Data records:
___

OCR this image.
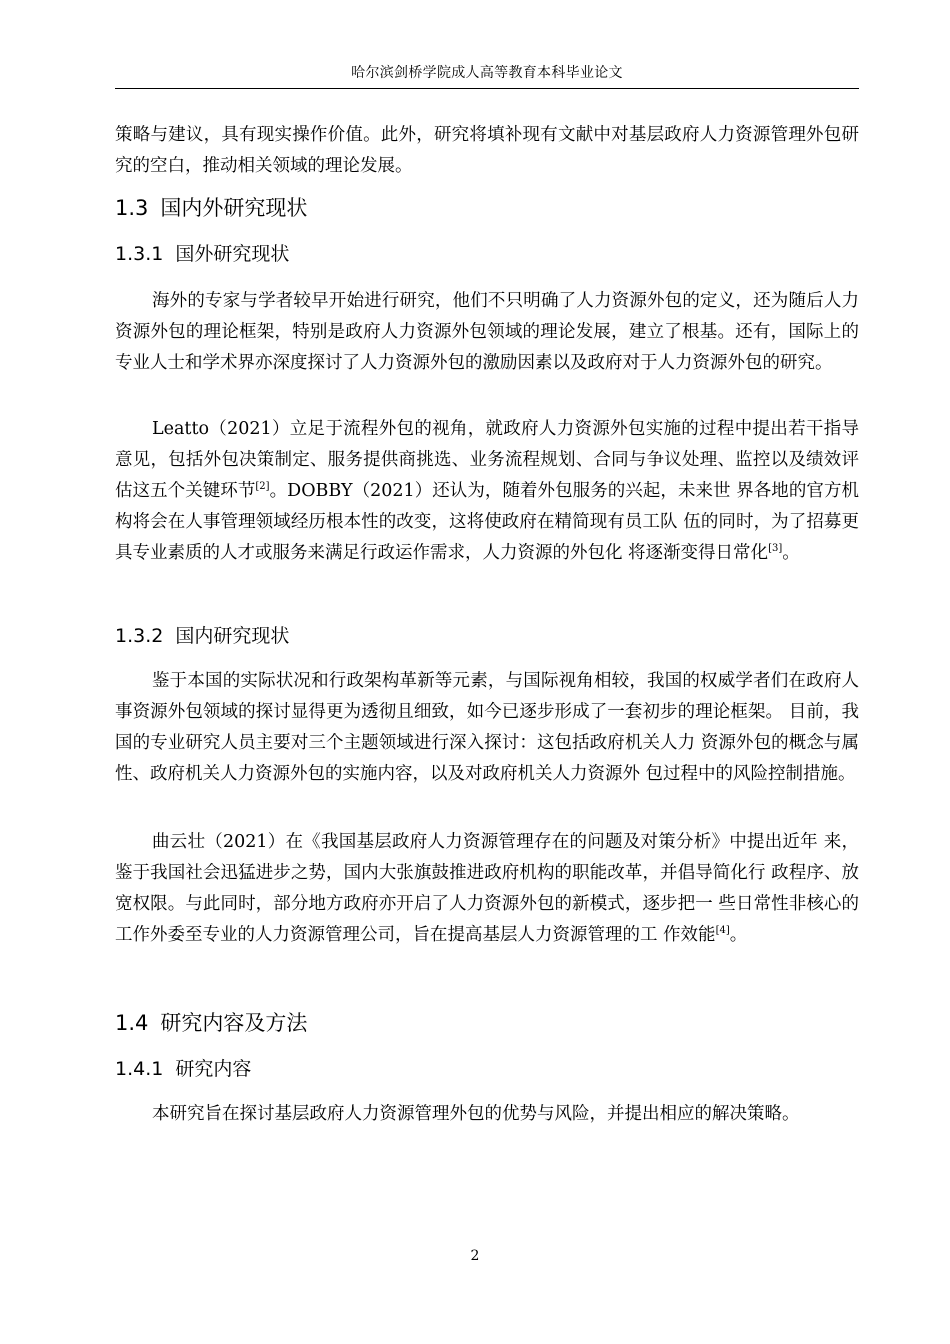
哈尔滨剑桥学院成人高等教育本科毕业论文
策略与建议，具有现实操作价值。此外，研究将填补现有文献中对基层政府人力资源管理外包研究的空白，推动相关领域的理论发展。
1.3 国内外研究现状
1.3.1 国外研究现状
海外的专家与学者较早开始进行研究，他们不只明确了人力资源外包的定义，还为随后人力资源外包的理论框架，特别是政府人力资源外包领域的理论发展，建立了根基。还有，国际上的专业人士和学术界亦深度探讨了人力资源外包的激励因素以及政府对于人力资源外包的研究。
Leatto（2021）立足于流程外包的视角，就政府人力资源外包实施的过程中提出若干指导意见，包括外包决策制定、服务提供商挑选、业务流程规划、合同与争议处理、监控以及绩效评估这五个关键环节[2]。DOBBY（2021）还认为，随着外包服务的兴起，未来世 界各地的官方机构将会在人事管理领域经历根本性的改变，这将使政府在精简现有员工队 伍的同时，为了招募更具专业素质的人才或服务来满足行政运作需求，人力资源的外包化 将逐渐变得日常化[3]。
1.3.2 国内研究现状
鉴于本国的实际状况和行政架构革新等元素，与国际视角相较，我国的权威学者们在政府人事资源外包领域的探讨显得更为透彻且细致，如今已逐步形成了一套初步的理论框架。 目前，我国的专业研究人员主要对三个主题领域进行深入探讨：这包括政府机关人力 资源外包的概念与属性、政府机关人力资源外包的实施内容，以及对政府机关人力资源外 包过程中的风险控制措施。
曲云壮（2021）在《我国基层政府人力资源管理存在的问题及对策分析》中提出近年 来，鉴于我国社会迅猛进步之势，国内大张旗鼓推进政府机构的职能改革，并倡导简化行 政程序、放宽权限。与此同时，部分地方政府亦开启了人力资源外包的新模式，逐步把一 些日常性非核心的工作外委至专业的人力资源管理公司，旨在提高基层人力资源管理的工 作效能[4]。
1.4 研究内容及方法
1.4.1 研究内容
本研究旨在探讨基层政府人力资源管理外包的优势与风险，并提出相应的解决策略。
2
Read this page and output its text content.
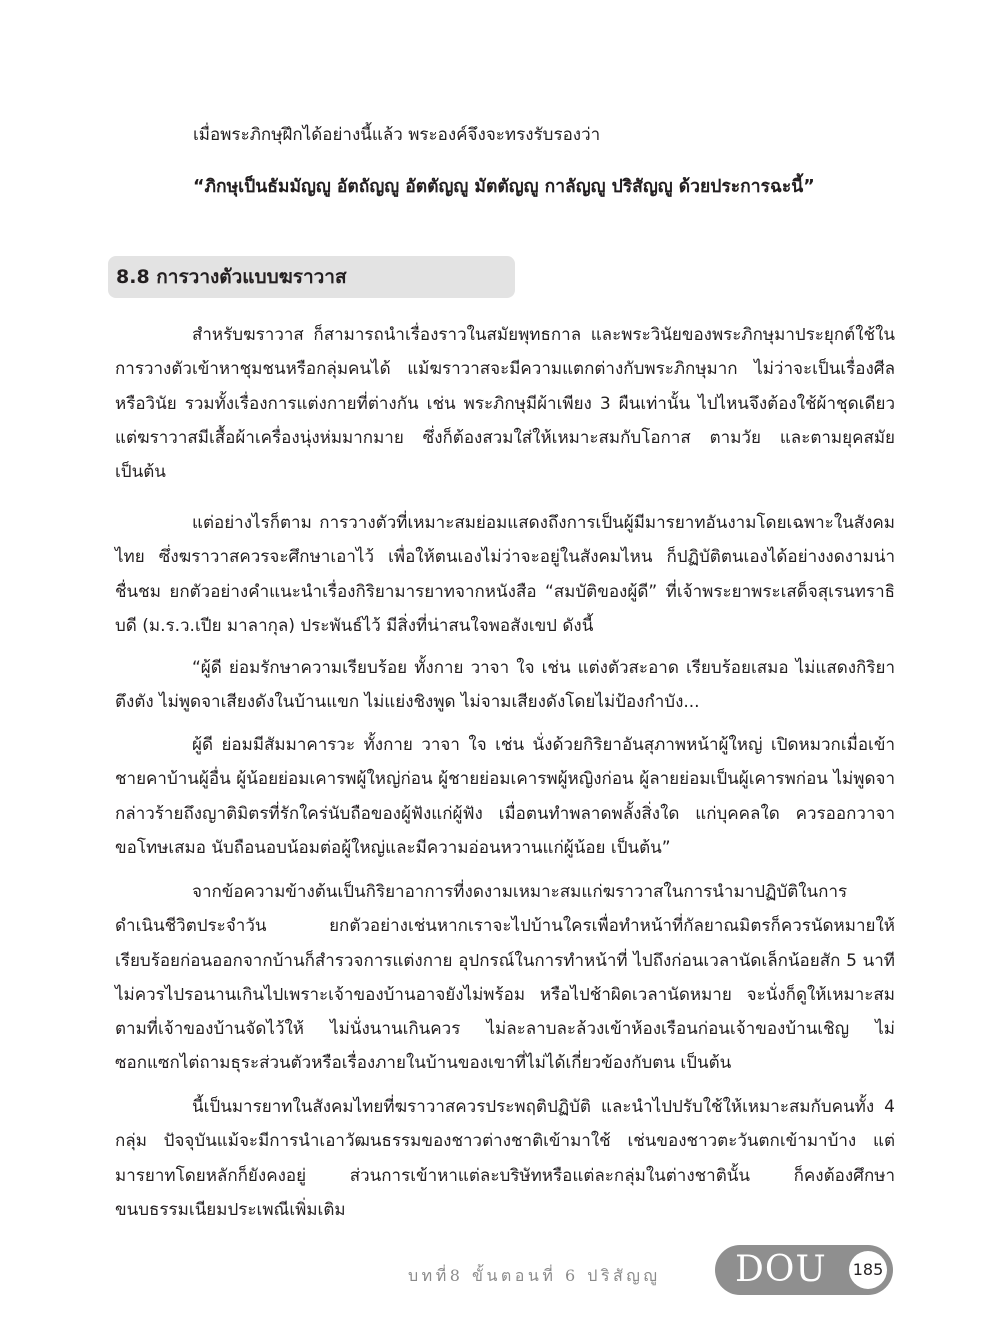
เมื่อพระภิกษุฝึกได้อย่างนี้แล้ว พระองค์จึงจะทรงรับรองว่า

“ภิกษุเป็นธัมมัญญู อัตถัญญู อัตตัญญู มัตตัญญู กาลัญญู ปริสัญญู ด้วยประการฉะนี้”

8.8 การวางตัวแบบฆราวาส

สำหรับฆราวาส ก็สามารถนำเรื่องราวในสมัยพุทธกาล และพระวินัยของพระภิกษุมาประยุกต์ใช้ในการวางตัวเข้าหาชุมชนหรือกลุ่มคนได้ แม้ฆราวาสจะมีความแตกต่างกับพระภิกษุมาก ไม่ว่าจะเป็นเรื่องศีล หรือวินัย รวมทั้งเรื่องการแต่งกายที่ต่างกัน เช่น พระภิกษุมีผ้าเพียง 3 ผืนเท่านั้น ไปไหนจึงต้องใช้ผ้าชุดเดียว แต่ฆราวาสมีเสื้อผ้าเครื่องนุ่งห่มมากมาย ซึ่งก็ต้องสวมใส่ให้เหมาะสมกับโอกาส ตามวัย และตามยุคสมัย เป็นต้น

แต่อย่างไรก็ตาม การวางตัวที่เหมาะสมย่อมแสดงถึงการเป็นผู้มีมารยาทอันงามโดยเฉพาะในสังคมไทย ซึ่งฆราวาสควรจะศึกษาเอาไว้ เพื่อให้ตนเองไม่ว่าจะอยู่ในสังคมไหน ก็ปฏิบัติตนเองได้อย่างงดงามน่าชื่นชม ยกตัวอย่างคำแนะนำเรื่องกิริยามารยาทจากหนังสือ “สมบัติของผู้ดี” ที่เจ้าพระยาพระเสด็จสุเรนทราธิบดี (ม.ร.ว.เปีย มาลากุล) ประพันธ์ไว้ มีสิ่งที่น่าสนใจพอสังเขป ดังนี้

“ผู้ดี ย่อมรักษาความเรียบร้อย ทั้งกาย วาจา ใจ เช่น แต่งตัวสะอาด เรียบร้อยเสมอ ไม่แสดงกิริยาตึงตัง ไม่พูดจาเสียงดังในบ้านแขก ไม่แย่งชิงพูด ไม่จามเสียงดังโดยไม่ป้องกำบัง...

ผู้ดี ย่อมมีสัมมาคารวะ ทั้งกาย วาจา ใจ เช่น นั่งด้วยกิริยาอันสุภาพหน้าผู้ใหญ่ เปิดหมวกเมื่อเข้าชายคาบ้านผู้อื่น ผู้น้อยย่อมเคารพผู้ใหญ่ก่อน ผู้ชายย่อมเคารพผู้หญิงก่อน ผู้ลายย่อมเป็นผู้เคารพก่อน ไม่พูดจากล่าวร้ายถึงญาติมิตรที่รักใคร่นับถือของผู้ฟังแก่ผู้ฟัง เมื่อตนทำพลาดพลั้งสิ่งใด แก่บุคคลใด ควรออกวาจาขอโทษเสมอ นับถือนอบน้อมต่อผู้ใหญ่และมีความอ่อนหวานแก่ผู้น้อย เป็นต้น”

จากข้อความข้างต้นเป็นกิริยาอาการที่งดงามเหมาะสมแก่ฆราวาสในการนำมาปฏิบัติในการดำเนินชีวิตประจำวัน ยกตัวอย่างเช่นหากเราจะไปบ้านใครเพื่อทำหน้าที่กัลยาณมิตรก็ควรนัดหมายให้เรียบร้อยก่อนออกจากบ้านก็สำรวจการแต่งกาย อุปกรณ์ในการทำหน้าที่ ไปถึงก่อนเวลานัดเล็กน้อยสัก 5 นาที ไม่ควรไปรอนานเกินไปเพราะเจ้าของบ้านอาจยังไม่พร้อม หรือไปช้าผิดเวลานัดหมาย จะนั่งก็ดูให้เหมาะสมตามที่เจ้าของบ้านจัดไว้ให้ ไม่นั่งนานเกินควร ไม่ละลาบละล้วงเข้าห้องเรือนก่อนเจ้าของบ้านเชิญ ไม่ซอกแซกไต่ถามธุระส่วนตัวหรือเรื่องภายในบ้านของเขาที่ไม่ได้เกี่ยวข้องกับตน เป็นต้น

นี้เป็นมารยาทในสังคมไทยที่ฆราวาสควรประพฤติปฏิบัติ และนำไปปรับใช้ให้เหมาะสมกับคนทั้ง 4 กลุ่ม ปัจจุบันแม้จะมีการนำเอาวัฒนธรรมของชาวต่างชาติเข้ามาใช้ เช่นของชาวตะวันตกเข้ามาบ้าง แต่มารยาทโดยหลักก็ยังคงอยู่ ส่วนการเข้าหาแต่ละบริษัทหรือแต่ละกลุ่มในต่างชาตินั้น ก็คงต้องศึกษาขนบธรรมเนียมประเพณีเพิ่มเติม

บทที่8 ขั้นตอนที่ 6 ปริสัญญู DOU 185
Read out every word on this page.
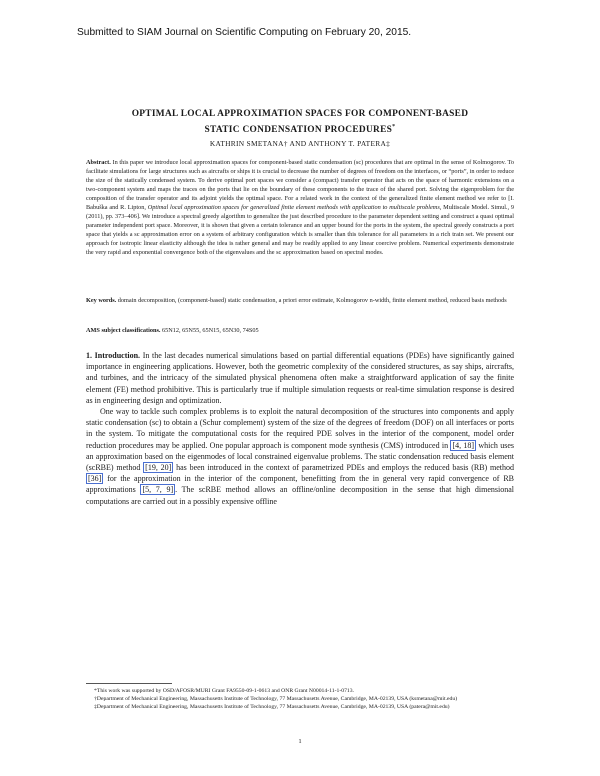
Submitted to SIAM Journal on Scientific Computing on February 20, 2015.
OPTIMAL LOCAL APPROXIMATION SPACES FOR COMPONENT-BASED
STATIC CONDENSATION PROCEDURES*
KATHRIN SMETANA† AND ANTHONY T. PATERA‡
Abstract. In this paper we introduce local approximation spaces for component-based static condensation (sc) procedures that are optimal in the sense of Kolmogorov. To facilitate simulations for large structures such as aircrafts or ships it is crucial to decrease the number of degrees of freedom on the interfaces, or “ports”, in order to reduce the size of the statically condensed system. To derive optimal port spaces we consider a (compact) transfer operator that acts on the space of harmonic extensions on a two-component system and maps the traces on the ports that lie on the boundary of these components to the trace of the shared port. Solving the eigenproblem for the composition of the transfer operator and its adjoint yields the optimal space. For a related work in the context of the generalized finite element method we refer to [I. Babuška and R. Lipton, Optimal local approximation spaces for generalized finite element methods with application to multiscale problems, Multiscale Model. Simul., 9 (2011), pp. 373–406]. We introduce a spectral greedy algorithm to generalize the just described procedure to the parameter dependent setting and construct a quasi optimal parameter independent port space. Moreover, it is shown that given a certain tolerance and an upper bound for the ports in the system, the spectral greedy constructs a port space that yields a sc approximation error on a system of arbitrary configuration which is smaller than this tolerance for all parameters in a rich train set. We present our approach for isotropic linear elasticity although the idea is rather general and may be readily applied to any linear coercive problem. Numerical experiments demonstrate the very rapid and exponential convergence both of the eigenvalues and the sc approximation based on spectral modes.
Key words. domain decomposition, (component-based) static condensation, a priori error estimate, Kolmogorov n-width, finite element method, reduced basis methods
AMS subject classifications. 65N12, 65N55, 65N15, 65N30, 74S05

1. Introduction. In the last decades numerical simulations based on partial differential equations (PDEs) have significantly gained importance in engineering applications. However, both the geometric complexity of the considered structures, as say ships, aircrafts, and turbines, and the intricacy of the simulated physical phenomena often make a straightforward application of say the finite element (FE) method prohibitive. This is particularly true if multiple simulation requests or real-time simulation response is desired as in engineering design and optimization.

One way to tackle such complex problems is to exploit the natural decomposition of the structures into components and apply static condensation (sc) to obtain a (Schur complement) system of the size of the degrees of freedom (DOF) on all interfaces or ports in the system. To mitigate the computational costs for the required PDE solves in the interior of the component, model order reduction procedures may be applied. One popular approach is component mode synthesis (CMS) introduced in [4, 18] which uses an approximation based on the eigenmodes of local constrained eigenvalue problems. The static condensation reduced basis element (scRBE) method [19, 20] has been introduced in the context of parametrized PDEs and employs the reduced basis (RB) method [36] for the approximation in the interior of the component, benefitting from the in general very rapid convergence of RB approximations [5, 7, 9] . The scRBE method allows an offline/online decomposition in the sense that high dimensional computations are carried out in a possibly expensive offline

*This work was supported by OSD/AFOSR/MURI Grant FA9550-09-1-0613 and ONR Grant N00014-11-1-0713.
†Department of Mechanical Engineering, Massachusetts Institute of Technology, 77 Massachusetts Avenue, Cambridge, MA-02139, USA (ksmetana@mit.edu)
‡Department of Mechanical Engineering, Massachusetts Institute of Technology, 77 Massachusetts Avenue, Cambridge, MA-02139, USA (patera@mit.edu)
1
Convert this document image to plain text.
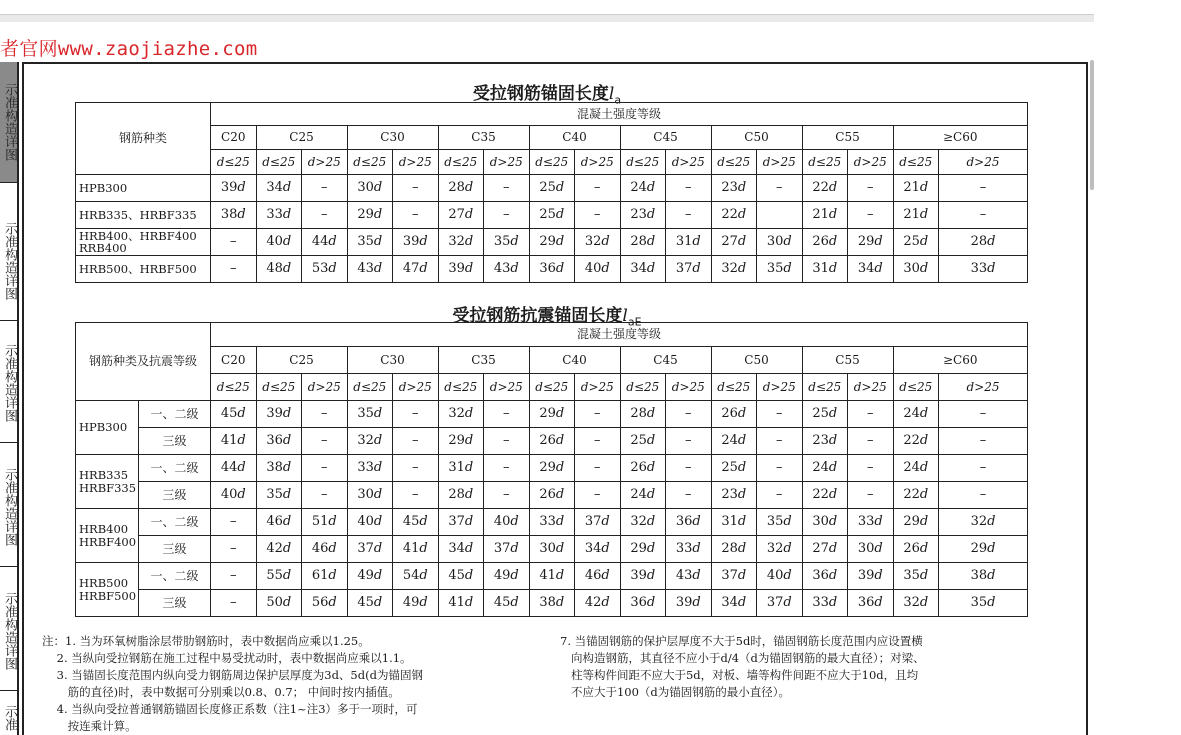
者官网www.zaojiazhe.com
示准构造详图
示准构造详图
示准构造详图
示准构造详图
示准构造详图
示准
受拉钢筋锚固长度$l_a$
钢筋种类	混凝土强度等级																
	C20	C25		C30		C35		C40		C45		C50		C55		≥C60	
	d≤25	d≤25	d>25	d≤25	d>25	d≤25	d>25	d≤25	d>25	d≤25	d>25	d≤25	d>25	d≤25	d>25	d≤25	d>25
HPB300	39d	34d	–	30d	–	28d	–	25d	–	24d	–	23d	–	22d	–	21d	–
HRB335、HRBF335	38d	33d	–	29d	–	27d	–	25d	–	23d	–	22d		21d	–	21d	–
HRB400、HRBF400
RRB400	–	40d	44d	35d	39d	32d	35d	29d	32d	28d	31d	27d	30d	26d	29d	25d	28d
HRB500、HRBF500	–	48d	53d	43d	47d	39d	43d	36d	40d	34d	37d	32d	35d	31d	34d	30d	33d
受拉钢筋抗震锚固长度$l_{aE}$
钢筋种类及抗震等级		混凝土强度等级																
		C20	C25		C30		C35		C40		C45		C50		C55		≥C60	
		d≤25	d≤25	d>25	d≤25	d>25	d≤25	d>25	d≤25	d>25	d≤25	d>25	d≤25	d>25	d≤25	d>25	d≤25	d>25
HPB300	一、二级	45d	39d	–	35d	–	32d	–	29d	–	28d	–	26d	–	25d	–	24d	–
	三级	41d	36d	–	32d	–	29d	–	26d	–	25d	–	24d	–	23d	–	22d	–
HRB335
HRBF335	一、二级	44d	38d	–	33d	–	31d	–	29d	–	26d	–	25d	–	24d	–	24d	–
	三级	40d	35d	–	30d	–	28d	–	26d	–	24d	–	23d	–	22d	–	22d	–
HRB400
HRBF400	一、二级	–	46d	51d	40d	45d	37d	40d	33d	37d	32d	36d	31d	35d	30d	33d	29d	32d
	三级	–	42d	46d	37d	41d	34d	37d	30d	34d	29d	33d	28d	32d	27d	30d	26d	29d
HRB500
HRBF500	一、二级	–	55d	61d	49d	54d	45d	49d	41d	46d	39d	43d	37d	40d	36d	39d	35d	38d
	三级	–	50d	56d	45d	49d	41d	45d	38d	42d	36d	39d	34d	37d	33d	36d	32d	35d

注：1. 当为环氧树脂涂层带肋钢筋时，表中数据尚应乘以1.25。

2. 当纵向受拉钢筋在施工过程中易受扰动时，表中数据尚应乘以1.1。

3. 当锚固长度范围内纵向受力钢筋周边保护层厚度为3d、5d(d为锚固钢

筋的直径)时，表中数据可分别乘以0.8、0.7； 中间时按内插值。

4. 当纵向受拉普通钢筋锚固长度修正系数（注1~注3）多于一项时，可

按连乘计算。

7. 当锚固钢筋的保护层厚度不大于5d时，锚固钢筋长度范围内应设置横

向构造钢筋，其直径不应小于d/4（d为锚固钢筋的最大直径）；对梁、

柱等构件间距不应大于5d，对板、墙等构件间距不应大于10d，且均

不应大于100（d为锚固钢筋的最小直径）。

___

• **THE TASK**:
Pull out the lines above in which the word "Department" appears.

• **EXERCISE SOLUTION**:
†Department of Mechanical Engineering, Massachusetts Institute of Technology, 77 Massachusetts Avenue, Cambridge, MA-02139, USA (ksmetana@mit.edu)
‡Department of Mechanical Engineering, Massachusetts Institute of Technology, 77 Massachusetts Avenue, Cambridge, MA-02139, USA (patera@mit.edu)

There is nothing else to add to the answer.